Extracted records:

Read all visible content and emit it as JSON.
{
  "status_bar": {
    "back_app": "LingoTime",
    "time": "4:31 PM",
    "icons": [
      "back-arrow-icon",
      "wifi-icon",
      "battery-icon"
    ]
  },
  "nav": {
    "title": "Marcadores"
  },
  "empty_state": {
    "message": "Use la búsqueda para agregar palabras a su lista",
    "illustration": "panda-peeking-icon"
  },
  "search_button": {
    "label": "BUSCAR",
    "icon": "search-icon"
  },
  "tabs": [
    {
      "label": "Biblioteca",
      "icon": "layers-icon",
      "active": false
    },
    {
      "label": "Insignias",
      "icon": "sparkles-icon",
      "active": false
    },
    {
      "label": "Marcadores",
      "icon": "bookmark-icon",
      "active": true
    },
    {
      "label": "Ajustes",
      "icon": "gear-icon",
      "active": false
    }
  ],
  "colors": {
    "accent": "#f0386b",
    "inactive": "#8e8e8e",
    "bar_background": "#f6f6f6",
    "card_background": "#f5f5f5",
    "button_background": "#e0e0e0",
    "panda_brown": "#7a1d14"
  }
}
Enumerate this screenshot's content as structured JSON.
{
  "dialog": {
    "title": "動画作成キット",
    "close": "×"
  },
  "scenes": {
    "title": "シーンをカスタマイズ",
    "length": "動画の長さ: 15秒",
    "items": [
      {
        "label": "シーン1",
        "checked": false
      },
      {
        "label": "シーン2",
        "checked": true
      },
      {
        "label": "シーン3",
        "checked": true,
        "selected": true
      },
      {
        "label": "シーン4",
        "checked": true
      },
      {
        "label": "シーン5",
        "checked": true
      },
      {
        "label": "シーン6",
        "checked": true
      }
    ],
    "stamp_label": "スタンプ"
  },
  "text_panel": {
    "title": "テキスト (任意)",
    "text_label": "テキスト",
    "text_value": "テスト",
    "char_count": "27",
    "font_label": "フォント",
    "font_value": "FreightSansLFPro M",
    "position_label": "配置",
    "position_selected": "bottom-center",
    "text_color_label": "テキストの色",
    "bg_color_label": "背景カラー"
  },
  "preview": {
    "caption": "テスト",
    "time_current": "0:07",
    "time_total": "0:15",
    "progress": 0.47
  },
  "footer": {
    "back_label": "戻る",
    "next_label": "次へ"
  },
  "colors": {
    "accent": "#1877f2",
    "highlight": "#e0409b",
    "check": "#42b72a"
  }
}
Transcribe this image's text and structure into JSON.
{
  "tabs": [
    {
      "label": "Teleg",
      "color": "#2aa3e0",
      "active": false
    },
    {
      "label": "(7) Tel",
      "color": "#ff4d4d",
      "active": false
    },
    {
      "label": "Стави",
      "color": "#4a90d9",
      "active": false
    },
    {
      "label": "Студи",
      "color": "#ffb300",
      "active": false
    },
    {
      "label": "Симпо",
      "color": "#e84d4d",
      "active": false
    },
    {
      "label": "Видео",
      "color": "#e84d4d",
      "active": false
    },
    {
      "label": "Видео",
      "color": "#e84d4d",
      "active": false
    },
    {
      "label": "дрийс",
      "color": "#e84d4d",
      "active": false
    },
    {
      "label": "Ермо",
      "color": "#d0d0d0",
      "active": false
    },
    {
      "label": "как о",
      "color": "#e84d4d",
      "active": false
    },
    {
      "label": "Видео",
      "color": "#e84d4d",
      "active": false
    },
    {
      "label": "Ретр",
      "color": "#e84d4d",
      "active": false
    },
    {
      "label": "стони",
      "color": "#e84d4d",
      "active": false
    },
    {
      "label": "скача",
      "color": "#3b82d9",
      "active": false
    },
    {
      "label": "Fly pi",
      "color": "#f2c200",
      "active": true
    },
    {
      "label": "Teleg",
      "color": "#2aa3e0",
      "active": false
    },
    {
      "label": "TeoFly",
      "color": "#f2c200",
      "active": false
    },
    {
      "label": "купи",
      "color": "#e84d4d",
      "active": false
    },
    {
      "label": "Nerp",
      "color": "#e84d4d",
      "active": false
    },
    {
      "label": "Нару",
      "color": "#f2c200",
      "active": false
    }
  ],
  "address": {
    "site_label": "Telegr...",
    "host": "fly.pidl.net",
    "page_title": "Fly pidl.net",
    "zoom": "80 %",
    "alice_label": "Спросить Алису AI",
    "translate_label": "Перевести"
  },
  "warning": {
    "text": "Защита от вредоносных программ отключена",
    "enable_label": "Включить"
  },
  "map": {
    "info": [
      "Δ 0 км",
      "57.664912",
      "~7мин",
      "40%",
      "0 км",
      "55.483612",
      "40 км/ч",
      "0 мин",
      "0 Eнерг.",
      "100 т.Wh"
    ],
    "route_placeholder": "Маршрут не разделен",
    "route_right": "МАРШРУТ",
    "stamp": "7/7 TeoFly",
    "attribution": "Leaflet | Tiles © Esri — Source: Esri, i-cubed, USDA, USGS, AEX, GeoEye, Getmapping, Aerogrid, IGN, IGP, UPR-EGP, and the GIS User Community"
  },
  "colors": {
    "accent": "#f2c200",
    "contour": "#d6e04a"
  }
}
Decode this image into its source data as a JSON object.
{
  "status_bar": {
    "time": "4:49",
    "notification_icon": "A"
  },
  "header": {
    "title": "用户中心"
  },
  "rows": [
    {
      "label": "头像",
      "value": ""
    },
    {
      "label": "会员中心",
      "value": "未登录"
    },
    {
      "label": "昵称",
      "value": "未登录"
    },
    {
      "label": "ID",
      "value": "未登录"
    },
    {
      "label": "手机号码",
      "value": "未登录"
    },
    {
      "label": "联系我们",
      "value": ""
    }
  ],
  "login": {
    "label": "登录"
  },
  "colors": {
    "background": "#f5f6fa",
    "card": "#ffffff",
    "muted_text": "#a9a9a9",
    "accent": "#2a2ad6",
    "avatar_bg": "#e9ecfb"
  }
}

▶ **TASK BRIEF**
Gather all lines of the records that include the word "into".

▶ **TASK SOLUTION**
Transcribe this image's text and structure into JSON.
Decode this image into its source data as a JSON object.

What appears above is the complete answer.